■ Required work: Leave out any picture and return the remaining listing below exactly as given.

───── Records shown ─────

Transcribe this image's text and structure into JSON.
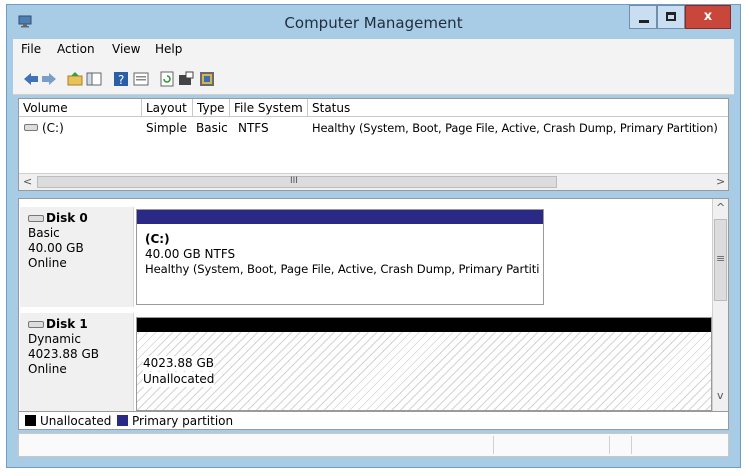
{
  "window": {
    "title": "Computer Management",
    "close_glyph": "x",
    "colors": {
      "frame": "#a8cbe6",
      "close": "#c8463a",
      "primary_partition": "#2a2a86",
      "unallocated": "#000000"
    }
  },
  "menubar": {
    "items": [
      "File",
      "Action",
      "View",
      "Help"
    ]
  },
  "toolbar": {
    "icons": [
      "back-arrow-icon",
      "forward-arrow-icon",
      "up-folder-icon",
      "show-hide-tree-icon",
      "help-icon",
      "properties-icon",
      "refresh-icon",
      "export-list-icon",
      "settings-icon"
    ]
  },
  "volume_table": {
    "columns": [
      "Volume",
      "Layout",
      "Type",
      "File System",
      "Status"
    ],
    "rows": [
      {
        "volume": "(C:)",
        "layout": "Simple",
        "type": "Basic",
        "file_system": "NTFS",
        "status": "Healthy (System, Boot, Page File, Active, Crash Dump, Primary Partition)"
      }
    ],
    "scroll_thumb_glyph": "III"
  },
  "disks": [
    {
      "name": "Disk 0",
      "type": "Basic",
      "size": "40.00 GB",
      "state": "Online",
      "partition": {
        "label": "(C:)",
        "size_fs": "40.00 GB NTFS",
        "status": "Healthy (System, Boot, Page File, Active, Crash Dump, Primary Partiti"
      }
    },
    {
      "name": "Disk 1",
      "type": "Dynamic",
      "size": "4023.88 GB",
      "state": "Online",
      "partition": {
        "size": "4023.88 GB",
        "status": "Unallocated"
      }
    }
  ],
  "legend": {
    "unallocated": "Unallocated",
    "primary": "Primary partition"
  },
  "scroll_glyphs": {
    "left": "<",
    "right": ">",
    "up": "^",
    "down": "v",
    "grip": "≡"
  }
}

─────

■ Result of this exercise:
Transcribe this image's text and structure into JSON.
{
  "window": {
    "title": "Computer Management",
    "close_glyph": "x",
    "colors": {
      "frame": "#a8cbe6",
      "close": "#c8463a",
      "primary_partition": "#2a2a86",
      "unallocated": "#000000"
    }
  },
  "menubar": {
    "items": [
      "File",
      "Action",
      "View",
      "Help"
    ]
  },
  "toolbar": {
    "icons": [
      "back-arrow-icon",
      "forward-arrow-icon",
      "up-folder-icon",
      "show-hide-tree-icon",
      "help-icon",
      "properties-icon",
      "refresh-icon",
      "export-list-icon",
      "settings-icon"
    ]
  },
  "volume_table": {
    "columns": [
      "Volume",
      "Layout",
      "Type",
      "File System",
      "Status"
    ],
    "rows": [
      {
        "volume": "(C:)",
        "layout": "Simple",
        "type": "Basic",
        "file_system": "NTFS",
        "status": "Healthy (System, Boot, Page File, Active, Crash Dump, Primary Partition)"
      }
    ],
    "scroll_thumb_glyph": "III"
  },
  "disks": [
    {
      "name": "Disk 0",
      "type": "Basic",
      "size": "40.00 GB",
      "state": "Online",
      "partition": {
        "label": "(C:)",
        "size_fs": "40.00 GB NTFS",
        "status": "Healthy (System, Boot, Page File, Active, Crash Dump, Primary Partiti"
      }
    },
    {
      "name": "Disk 1",
      "type": "Dynamic",
      "size": "4023.88 GB",
      "state": "Online",
      "partition": {
        "size": "4023.88 GB",
        "status": "Unallocated"
      }
    }
  ],
  "legend": {
    "unallocated": "Unallocated",
    "primary": "Primary partition"
  },
  "scroll_glyphs": {
    "left": "<",
    "right": ">",
    "up": "^",
    "down": "v",
    "grip": "≡"
  }
}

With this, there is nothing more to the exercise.